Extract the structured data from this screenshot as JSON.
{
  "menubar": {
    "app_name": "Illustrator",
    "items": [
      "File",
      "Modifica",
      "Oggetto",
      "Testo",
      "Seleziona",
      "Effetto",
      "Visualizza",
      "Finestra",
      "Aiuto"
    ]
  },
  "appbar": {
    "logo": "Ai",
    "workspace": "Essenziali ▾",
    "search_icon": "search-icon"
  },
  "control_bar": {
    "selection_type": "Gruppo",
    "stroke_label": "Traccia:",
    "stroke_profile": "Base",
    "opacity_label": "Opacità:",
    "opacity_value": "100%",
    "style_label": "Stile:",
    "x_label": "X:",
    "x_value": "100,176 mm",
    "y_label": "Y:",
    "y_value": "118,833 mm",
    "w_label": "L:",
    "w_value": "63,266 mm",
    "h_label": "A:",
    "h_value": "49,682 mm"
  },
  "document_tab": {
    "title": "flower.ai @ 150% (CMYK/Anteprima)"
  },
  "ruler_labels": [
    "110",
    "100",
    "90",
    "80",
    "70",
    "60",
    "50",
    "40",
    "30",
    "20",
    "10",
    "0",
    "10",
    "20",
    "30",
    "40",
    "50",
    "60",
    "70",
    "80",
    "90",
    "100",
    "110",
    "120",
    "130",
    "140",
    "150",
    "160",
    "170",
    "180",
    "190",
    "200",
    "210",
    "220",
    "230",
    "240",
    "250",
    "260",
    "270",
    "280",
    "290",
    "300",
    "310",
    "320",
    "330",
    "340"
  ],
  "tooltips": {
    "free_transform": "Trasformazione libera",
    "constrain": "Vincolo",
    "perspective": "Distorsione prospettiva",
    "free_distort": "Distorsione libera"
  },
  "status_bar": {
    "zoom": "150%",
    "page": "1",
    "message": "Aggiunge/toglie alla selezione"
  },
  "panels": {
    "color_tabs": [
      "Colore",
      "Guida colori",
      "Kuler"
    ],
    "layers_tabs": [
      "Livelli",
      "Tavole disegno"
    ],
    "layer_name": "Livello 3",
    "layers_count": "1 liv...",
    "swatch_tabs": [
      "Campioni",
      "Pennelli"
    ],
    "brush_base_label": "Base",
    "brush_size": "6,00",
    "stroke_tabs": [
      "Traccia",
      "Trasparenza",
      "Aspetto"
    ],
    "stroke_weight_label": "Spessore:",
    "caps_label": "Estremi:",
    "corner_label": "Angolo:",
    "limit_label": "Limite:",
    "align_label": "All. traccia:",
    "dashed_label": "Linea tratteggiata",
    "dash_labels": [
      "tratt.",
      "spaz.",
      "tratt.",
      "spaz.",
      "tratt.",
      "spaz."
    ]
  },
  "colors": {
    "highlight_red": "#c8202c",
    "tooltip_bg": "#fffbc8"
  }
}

++++++++++++++++++++

| YOUR INSTRUCTIONS |
Copy out all the entries shown above, character for character.

| WRITTEN REPLY |
Extract the structured data from this screenshot as JSON.
{
  "menubar": {
    "app_name": "Illustrator",
    "items": [
      "File",
      "Modifica",
      "Oggetto",
      "Testo",
      "Seleziona",
      "Effetto",
      "Visualizza",
      "Finestra",
      "Aiuto"
    ]
  },
  "appbar": {
    "logo": "Ai",
    "workspace": "Essenziali ▾",
    "search_icon": "search-icon"
  },
  "control_bar": {
    "selection_type": "Gruppo",
    "stroke_label": "Traccia:",
    "stroke_profile": "Base",
    "opacity_label": "Opacità:",
    "opacity_value": "100%",
    "style_label": "Stile:",
    "x_label": "X:",
    "x_value": "100,176 mm",
    "y_label": "Y:",
    "y_value": "118,833 mm",
    "w_label": "L:",
    "w_value": "63,266 mm",
    "h_label": "A:",
    "h_value": "49,682 mm"
  },
  "document_tab": {
    "title": "flower.ai @ 150% (CMYK/Anteprima)"
  },
  "ruler_labels": [
    "110",
    "100",
    "90",
    "80",
    "70",
    "60",
    "50",
    "40",
    "30",
    "20",
    "10",
    "0",
    "10",
    "20",
    "30",
    "40",
    "50",
    "60",
    "70",
    "80",
    "90",
    "100",
    "110",
    "120",
    "130",
    "140",
    "150",
    "160",
    "170",
    "180",
    "190",
    "200",
    "210",
    "220",
    "230",
    "240",
    "250",
    "260",
    "270",
    "280",
    "290",
    "300",
    "310",
    "320",
    "330",
    "340"
  ],
  "tooltips": {
    "free_transform": "Trasformazione libera",
    "constrain": "Vincolo",
    "perspective": "Distorsione prospettiva",
    "free_distort": "Distorsione libera"
  },
  "status_bar": {
    "zoom": "150%",
    "page": "1",
    "message": "Aggiunge/toglie alla selezione"
  },
  "panels": {
    "color_tabs": [
      "Colore",
      "Guida colori",
      "Kuler"
    ],
    "layers_tabs": [
      "Livelli",
      "Tavole disegno"
    ],
    "layer_name": "Livello 3",
    "layers_count": "1 liv...",
    "swatch_tabs": [
      "Campioni",
      "Pennelli"
    ],
    "brush_base_label": "Base",
    "brush_size": "6,00",
    "stroke_tabs": [
      "Traccia",
      "Trasparenza",
      "Aspetto"
    ],
    "stroke_weight_label": "Spessore:",
    "caps_label": "Estremi:",
    "corner_label": "Angolo:",
    "limit_label": "Limite:",
    "align_label": "All. traccia:",
    "dashed_label": "Linea tratteggiata",
    "dash_labels": [
      "tratt.",
      "spaz.",
      "tratt.",
      "spaz.",
      "tratt.",
      "spaz."
    ]
  },
  "colors": {
    "highlight_red": "#c8202c",
    "tooltip_bg": "#fffbc8"
  }
}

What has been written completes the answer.